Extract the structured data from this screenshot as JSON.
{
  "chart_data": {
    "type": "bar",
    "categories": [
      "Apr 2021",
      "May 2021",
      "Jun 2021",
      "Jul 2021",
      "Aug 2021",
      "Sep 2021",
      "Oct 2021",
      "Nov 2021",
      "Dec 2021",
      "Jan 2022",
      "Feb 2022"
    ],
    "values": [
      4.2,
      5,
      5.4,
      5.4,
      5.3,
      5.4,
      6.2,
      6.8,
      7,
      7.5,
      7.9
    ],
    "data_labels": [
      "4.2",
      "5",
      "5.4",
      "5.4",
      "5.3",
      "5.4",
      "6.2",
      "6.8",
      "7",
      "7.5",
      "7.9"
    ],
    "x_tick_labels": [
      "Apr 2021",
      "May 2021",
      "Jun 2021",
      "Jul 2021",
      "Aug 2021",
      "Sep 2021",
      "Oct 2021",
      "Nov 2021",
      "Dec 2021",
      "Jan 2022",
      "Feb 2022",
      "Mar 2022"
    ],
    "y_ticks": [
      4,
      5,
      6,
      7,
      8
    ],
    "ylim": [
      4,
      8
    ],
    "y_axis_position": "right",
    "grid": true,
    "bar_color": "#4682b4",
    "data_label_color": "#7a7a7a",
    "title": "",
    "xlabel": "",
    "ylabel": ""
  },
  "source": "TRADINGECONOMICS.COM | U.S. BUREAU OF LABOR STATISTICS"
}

• **Instructions for the task**
Extract the data exactly as given.

• **Solution to this task**
Extract the structured data from this screenshot as JSON.
{
  "chart_data": {
    "type": "bar",
    "categories": [
      "Apr 2021",
      "May 2021",
      "Jun 2021",
      "Jul 2021",
      "Aug 2021",
      "Sep 2021",
      "Oct 2021",
      "Nov 2021",
      "Dec 2021",
      "Jan 2022",
      "Feb 2022"
    ],
    "values": [
      4.2,
      5,
      5.4,
      5.4,
      5.3,
      5.4,
      6.2,
      6.8,
      7,
      7.5,
      7.9
    ],
    "data_labels": [
      "4.2",
      "5",
      "5.4",
      "5.4",
      "5.3",
      "5.4",
      "6.2",
      "6.8",
      "7",
      "7.5",
      "7.9"
    ],
    "x_tick_labels": [
      "Apr 2021",
      "May 2021",
      "Jun 2021",
      "Jul 2021",
      "Aug 2021",
      "Sep 2021",
      "Oct 2021",
      "Nov 2021",
      "Dec 2021",
      "Jan 2022",
      "Feb 2022",
      "Mar 2022"
    ],
    "y_ticks": [
      4,
      5,
      6,
      7,
      8
    ],
    "ylim": [
      4,
      8
    ],
    "y_axis_position": "right",
    "grid": true,
    "bar_color": "#4682b4",
    "data_label_color": "#7a7a7a",
    "title": "",
    "xlabel": "",
    "ylabel": ""
  },
  "source": "TRADINGECONOMICS.COM | U.S. BUREAU OF LABOR STATISTICS"
}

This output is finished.